— begin Material to process —
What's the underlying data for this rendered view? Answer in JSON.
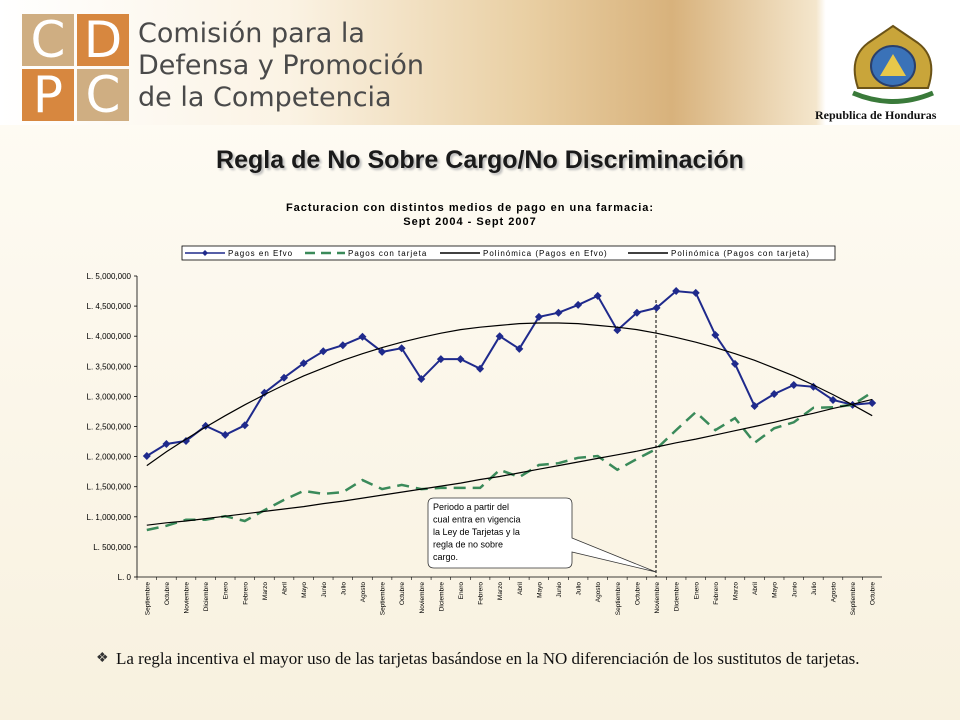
{
  "header": {
    "logo_letters": [
      "C",
      "D",
      "P",
      "C"
    ],
    "org_name": [
      "Comisión para la",
      "Defensa y Promoción",
      "de la Competencia"
    ],
    "country": "Republica de Honduras"
  },
  "slide_title": "Regla de No Sobre Cargo/No Discriminación",
  "chart_data": {
    "type": "line",
    "title": [
      "Facturacion con distintos medios de pago en una farmacia:",
      "Sept 2004 - Sept 2007"
    ],
    "categories": [
      "Septiembre",
      "Octubre",
      "Noviembre",
      "Diciembre",
      "Enero",
      "Febrero",
      "Marzo",
      "Abril",
      "Mayo",
      "Junio",
      "Julio",
      "Agosto",
      "Septiembre",
      "Octubre",
      "Noviembre",
      "Diciembre",
      "Enero",
      "Febrero",
      "Marzo",
      "Abril",
      "Mayo",
      "Junio",
      "Julio",
      "Agosto",
      "Septiembre",
      "Octubre",
      "Noviembre",
      "Diciembre",
      "Enero",
      "Febrero",
      "Marzo",
      "Abril",
      "Mayo",
      "Junio",
      "Julio",
      "Agosto",
      "Septiembre",
      "Octubre"
    ],
    "series": [
      {
        "name": "Pagos en Efvo",
        "color": "#1f2a8c",
        "marker": "diamond",
        "dashed": false,
        "values": [
          2010000,
          2210000,
          2260000,
          2510000,
          2360000,
          2520000,
          3060000,
          3310000,
          3550000,
          3750000,
          3850000,
          3990000,
          3740000,
          3800000,
          3290000,
          3620000,
          3620000,
          3460000,
          4000000,
          3790000,
          4320000,
          4390000,
          4520000,
          4670000,
          4100000,
          4390000,
          4470000,
          4750000,
          4720000,
          4020000,
          3540000,
          2840000,
          3040000,
          3190000,
          3160000,
          2940000,
          2860000,
          2890000
        ]
      },
      {
        "name": "Pagos con tarjeta",
        "color": "#3a8a5a",
        "marker": "none",
        "dashed": true,
        "values": [
          780000,
          850000,
          950000,
          950000,
          1010000,
          930000,
          1110000,
          1280000,
          1430000,
          1380000,
          1410000,
          1610000,
          1460000,
          1530000,
          1460000,
          1480000,
          1480000,
          1480000,
          1780000,
          1660000,
          1860000,
          1890000,
          1980000,
          2010000,
          1780000,
          1960000,
          2130000,
          2440000,
          2740000,
          2440000,
          2640000,
          2230000,
          2470000,
          2570000,
          2810000,
          2820000,
          2860000,
          3070000
        ]
      },
      {
        "name": "Polinómica (Pagos en Efvo)",
        "color": "#000000",
        "marker": "none",
        "dashed": false,
        "values": [
          1850000,
          2080000,
          2290000,
          2490000,
          2680000,
          2860000,
          3030000,
          3190000,
          3340000,
          3470000,
          3600000,
          3710000,
          3810000,
          3900000,
          3980000,
          4050000,
          4110000,
          4150000,
          4180000,
          4210000,
          4220000,
          4220000,
          4210000,
          4180000,
          4150000,
          4110000,
          4050000,
          3980000,
          3900000,
          3810000,
          3710000,
          3600000,
          3470000,
          3340000,
          3190000,
          3030000,
          2860000,
          2680000
        ]
      },
      {
        "name": "Polinómica (Pagos con tarjeta)",
        "color": "#000000",
        "marker": "none",
        "dashed": false,
        "values": [
          860000,
          900000,
          930000,
          970000,
          1010000,
          1050000,
          1090000,
          1130000,
          1170000,
          1220000,
          1260000,
          1310000,
          1360000,
          1410000,
          1460000,
          1510000,
          1560000,
          1620000,
          1670000,
          1730000,
          1790000,
          1850000,
          1910000,
          1970000,
          2030000,
          2090000,
          2160000,
          2230000,
          2290000,
          2360000,
          2430000,
          2500000,
          2570000,
          2650000,
          2720000,
          2800000,
          2870000,
          2950000
        ]
      }
    ],
    "ylim": [
      0,
      5000000
    ],
    "yticks": [
      {
        "value": 0,
        "label": "L. 0"
      },
      {
        "value": 500000,
        "label": "L. 500,000"
      },
      {
        "value": 1000000,
        "label": "L. 1,000,000"
      },
      {
        "value": 1500000,
        "label": "L. 1,500,000"
      },
      {
        "value": 2000000,
        "label": "L. 2,000,000"
      },
      {
        "value": 2500000,
        "label": "L. 2,500,000"
      },
      {
        "value": 3000000,
        "label": "L. 3,000,000"
      },
      {
        "value": 3500000,
        "label": "L. 3,500,000"
      },
      {
        "value": 4000000,
        "label": "L. 4,000,000"
      },
      {
        "value": 4500000,
        "label": "L. 4,500,000"
      },
      {
        "value": 5000000,
        "label": "L. 5,000,000"
      }
    ],
    "grid": false,
    "legend": "top",
    "annotation": [
      "Periodo a partir del",
      "cual entra en vigencia",
      "la Ley de Tarjetas y la",
      "regla de no sobre",
      "cargo."
    ]
  },
  "bullets": [
    "La regla incentiva el mayor uso de las tarjetas basándose en la NO diferenciación de los sustitutos de tarjetas."
  ]
}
— end Material to process —
* Work to do: How many lines in the records hold the string "label"? Reply with the number alone.

* Answer to the problem: 11